» **Task statement**
List, from the lines below, each one with "海星高等学校" in it.
-- START Materials provided --
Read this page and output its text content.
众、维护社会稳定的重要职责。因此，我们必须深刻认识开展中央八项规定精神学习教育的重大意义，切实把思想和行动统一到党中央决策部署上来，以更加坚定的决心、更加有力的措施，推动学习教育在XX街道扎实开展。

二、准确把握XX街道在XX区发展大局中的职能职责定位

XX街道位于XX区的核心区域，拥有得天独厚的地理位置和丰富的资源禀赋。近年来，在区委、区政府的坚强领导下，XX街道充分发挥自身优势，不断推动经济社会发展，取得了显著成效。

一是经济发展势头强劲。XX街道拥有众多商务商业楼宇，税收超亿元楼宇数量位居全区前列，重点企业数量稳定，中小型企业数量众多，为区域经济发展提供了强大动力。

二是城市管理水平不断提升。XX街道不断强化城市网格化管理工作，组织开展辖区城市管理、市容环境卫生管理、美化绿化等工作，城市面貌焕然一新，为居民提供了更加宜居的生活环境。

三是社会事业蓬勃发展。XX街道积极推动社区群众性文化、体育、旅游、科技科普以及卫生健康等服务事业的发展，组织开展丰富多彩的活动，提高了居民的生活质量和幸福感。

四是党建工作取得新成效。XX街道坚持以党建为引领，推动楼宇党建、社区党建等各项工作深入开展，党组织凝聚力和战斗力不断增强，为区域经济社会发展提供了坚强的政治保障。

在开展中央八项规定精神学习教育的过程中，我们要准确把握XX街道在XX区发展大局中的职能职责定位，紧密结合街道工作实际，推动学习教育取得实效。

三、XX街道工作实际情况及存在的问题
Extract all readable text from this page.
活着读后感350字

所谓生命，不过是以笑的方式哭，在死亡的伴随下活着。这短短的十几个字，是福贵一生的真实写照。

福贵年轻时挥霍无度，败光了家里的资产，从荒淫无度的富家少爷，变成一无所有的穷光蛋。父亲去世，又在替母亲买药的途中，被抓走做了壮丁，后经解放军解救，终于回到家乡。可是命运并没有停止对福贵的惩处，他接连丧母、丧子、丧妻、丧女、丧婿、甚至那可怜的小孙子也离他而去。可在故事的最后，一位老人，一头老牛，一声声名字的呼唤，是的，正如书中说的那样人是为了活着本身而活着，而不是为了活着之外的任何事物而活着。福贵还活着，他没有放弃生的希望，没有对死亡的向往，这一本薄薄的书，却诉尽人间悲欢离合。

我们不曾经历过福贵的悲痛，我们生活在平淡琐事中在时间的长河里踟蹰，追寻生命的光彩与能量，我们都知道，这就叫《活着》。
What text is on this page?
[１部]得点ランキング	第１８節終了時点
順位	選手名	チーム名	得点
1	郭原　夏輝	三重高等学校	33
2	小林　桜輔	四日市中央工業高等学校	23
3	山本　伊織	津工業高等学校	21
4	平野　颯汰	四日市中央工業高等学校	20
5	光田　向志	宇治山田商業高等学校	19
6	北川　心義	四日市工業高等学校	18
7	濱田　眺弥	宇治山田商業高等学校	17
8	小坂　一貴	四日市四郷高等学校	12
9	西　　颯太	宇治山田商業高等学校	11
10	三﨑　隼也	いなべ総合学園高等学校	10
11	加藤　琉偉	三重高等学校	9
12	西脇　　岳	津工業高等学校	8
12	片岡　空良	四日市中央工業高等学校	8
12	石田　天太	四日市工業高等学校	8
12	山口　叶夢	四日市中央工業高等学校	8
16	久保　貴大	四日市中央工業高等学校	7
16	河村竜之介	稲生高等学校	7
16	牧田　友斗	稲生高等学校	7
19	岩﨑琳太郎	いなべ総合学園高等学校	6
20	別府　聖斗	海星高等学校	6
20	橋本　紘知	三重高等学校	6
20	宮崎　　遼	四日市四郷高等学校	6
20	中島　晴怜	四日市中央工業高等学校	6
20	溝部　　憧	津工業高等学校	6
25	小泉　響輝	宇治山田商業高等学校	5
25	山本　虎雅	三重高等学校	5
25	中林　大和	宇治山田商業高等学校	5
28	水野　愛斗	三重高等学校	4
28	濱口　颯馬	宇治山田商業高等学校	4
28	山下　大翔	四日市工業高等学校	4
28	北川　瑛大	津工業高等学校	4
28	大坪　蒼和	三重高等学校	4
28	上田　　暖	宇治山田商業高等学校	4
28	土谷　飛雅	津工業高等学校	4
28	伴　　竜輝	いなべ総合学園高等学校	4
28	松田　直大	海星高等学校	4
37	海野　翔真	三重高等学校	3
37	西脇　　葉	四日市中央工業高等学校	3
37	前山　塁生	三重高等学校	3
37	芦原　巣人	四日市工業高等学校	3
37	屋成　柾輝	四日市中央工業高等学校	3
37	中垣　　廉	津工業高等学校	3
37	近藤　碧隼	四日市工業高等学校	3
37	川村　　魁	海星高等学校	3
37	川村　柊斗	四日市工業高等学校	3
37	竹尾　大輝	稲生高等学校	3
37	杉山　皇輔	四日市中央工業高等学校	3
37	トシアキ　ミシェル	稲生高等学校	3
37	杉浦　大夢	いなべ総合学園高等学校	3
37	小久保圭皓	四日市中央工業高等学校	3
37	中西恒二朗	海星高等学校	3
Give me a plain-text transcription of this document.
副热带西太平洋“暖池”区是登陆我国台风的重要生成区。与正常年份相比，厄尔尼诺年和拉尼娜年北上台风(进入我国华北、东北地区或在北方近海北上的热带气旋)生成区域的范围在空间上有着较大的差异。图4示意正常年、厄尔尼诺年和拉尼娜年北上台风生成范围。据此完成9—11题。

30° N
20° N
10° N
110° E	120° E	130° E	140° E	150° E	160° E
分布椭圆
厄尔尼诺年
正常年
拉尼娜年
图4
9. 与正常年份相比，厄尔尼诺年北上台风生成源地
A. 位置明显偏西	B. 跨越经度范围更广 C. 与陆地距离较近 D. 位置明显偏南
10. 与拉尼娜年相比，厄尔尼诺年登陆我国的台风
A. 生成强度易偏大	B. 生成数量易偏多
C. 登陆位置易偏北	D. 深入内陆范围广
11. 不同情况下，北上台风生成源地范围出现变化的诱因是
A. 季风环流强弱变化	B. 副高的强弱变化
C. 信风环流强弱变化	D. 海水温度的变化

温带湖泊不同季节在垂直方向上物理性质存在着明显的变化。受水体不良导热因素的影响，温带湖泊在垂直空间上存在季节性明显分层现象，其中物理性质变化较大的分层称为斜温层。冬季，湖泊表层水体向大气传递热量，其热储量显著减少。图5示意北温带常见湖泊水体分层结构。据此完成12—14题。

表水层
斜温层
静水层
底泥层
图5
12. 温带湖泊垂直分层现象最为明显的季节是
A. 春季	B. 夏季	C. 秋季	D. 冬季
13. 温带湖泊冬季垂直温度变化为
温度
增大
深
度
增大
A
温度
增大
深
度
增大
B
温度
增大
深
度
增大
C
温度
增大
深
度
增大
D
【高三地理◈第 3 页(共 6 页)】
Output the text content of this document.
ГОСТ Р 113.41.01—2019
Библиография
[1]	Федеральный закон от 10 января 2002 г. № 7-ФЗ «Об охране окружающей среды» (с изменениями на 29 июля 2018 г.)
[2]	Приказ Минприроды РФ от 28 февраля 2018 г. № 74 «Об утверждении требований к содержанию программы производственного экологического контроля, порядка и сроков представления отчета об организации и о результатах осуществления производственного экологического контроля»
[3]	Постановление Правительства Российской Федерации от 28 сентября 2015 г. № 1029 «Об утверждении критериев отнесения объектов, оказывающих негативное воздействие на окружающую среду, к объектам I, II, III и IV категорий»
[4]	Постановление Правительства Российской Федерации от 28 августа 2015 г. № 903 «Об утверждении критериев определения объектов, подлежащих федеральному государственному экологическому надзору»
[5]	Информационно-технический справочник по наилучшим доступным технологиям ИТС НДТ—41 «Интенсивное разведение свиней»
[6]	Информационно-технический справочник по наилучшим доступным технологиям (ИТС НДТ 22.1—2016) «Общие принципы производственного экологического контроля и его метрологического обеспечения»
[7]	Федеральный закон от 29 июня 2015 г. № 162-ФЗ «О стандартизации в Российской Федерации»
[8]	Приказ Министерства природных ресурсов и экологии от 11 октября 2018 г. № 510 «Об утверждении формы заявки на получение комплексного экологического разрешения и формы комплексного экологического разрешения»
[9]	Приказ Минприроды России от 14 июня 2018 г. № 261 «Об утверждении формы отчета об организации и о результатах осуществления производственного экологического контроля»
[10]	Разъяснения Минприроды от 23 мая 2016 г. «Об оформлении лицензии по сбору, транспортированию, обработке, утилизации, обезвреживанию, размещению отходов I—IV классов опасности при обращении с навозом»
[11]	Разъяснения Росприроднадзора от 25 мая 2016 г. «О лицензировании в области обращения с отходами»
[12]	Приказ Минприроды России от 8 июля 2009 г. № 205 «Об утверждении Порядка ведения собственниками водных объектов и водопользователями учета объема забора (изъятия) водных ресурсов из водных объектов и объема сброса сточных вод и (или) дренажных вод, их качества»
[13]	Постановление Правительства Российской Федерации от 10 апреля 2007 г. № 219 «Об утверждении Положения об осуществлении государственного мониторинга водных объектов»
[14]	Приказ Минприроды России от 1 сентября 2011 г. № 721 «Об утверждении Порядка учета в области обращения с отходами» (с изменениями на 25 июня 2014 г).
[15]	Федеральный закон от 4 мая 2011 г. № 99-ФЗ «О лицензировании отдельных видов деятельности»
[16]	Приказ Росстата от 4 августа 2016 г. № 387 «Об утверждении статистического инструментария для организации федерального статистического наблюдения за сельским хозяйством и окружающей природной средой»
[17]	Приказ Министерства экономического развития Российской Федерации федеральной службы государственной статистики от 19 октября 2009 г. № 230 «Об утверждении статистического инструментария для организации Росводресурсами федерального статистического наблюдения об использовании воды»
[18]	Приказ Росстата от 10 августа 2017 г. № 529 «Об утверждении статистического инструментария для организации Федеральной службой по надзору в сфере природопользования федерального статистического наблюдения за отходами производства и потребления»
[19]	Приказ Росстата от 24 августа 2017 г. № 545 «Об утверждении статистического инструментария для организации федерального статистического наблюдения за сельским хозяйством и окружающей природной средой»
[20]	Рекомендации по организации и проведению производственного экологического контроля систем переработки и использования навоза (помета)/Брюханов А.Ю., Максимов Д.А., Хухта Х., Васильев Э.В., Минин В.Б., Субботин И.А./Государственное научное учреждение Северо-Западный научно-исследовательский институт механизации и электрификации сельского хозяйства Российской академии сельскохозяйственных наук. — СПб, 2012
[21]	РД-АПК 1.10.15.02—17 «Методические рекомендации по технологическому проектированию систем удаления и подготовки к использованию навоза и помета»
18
-- END Materials provided --
» **Problem solution**
20	別府　聖斗	海星高等学校	6
28	松田　直大	海星高等学校	4
37	川村　　魁	海星高等学校	3
37	中西恒二朗	海星高等学校	3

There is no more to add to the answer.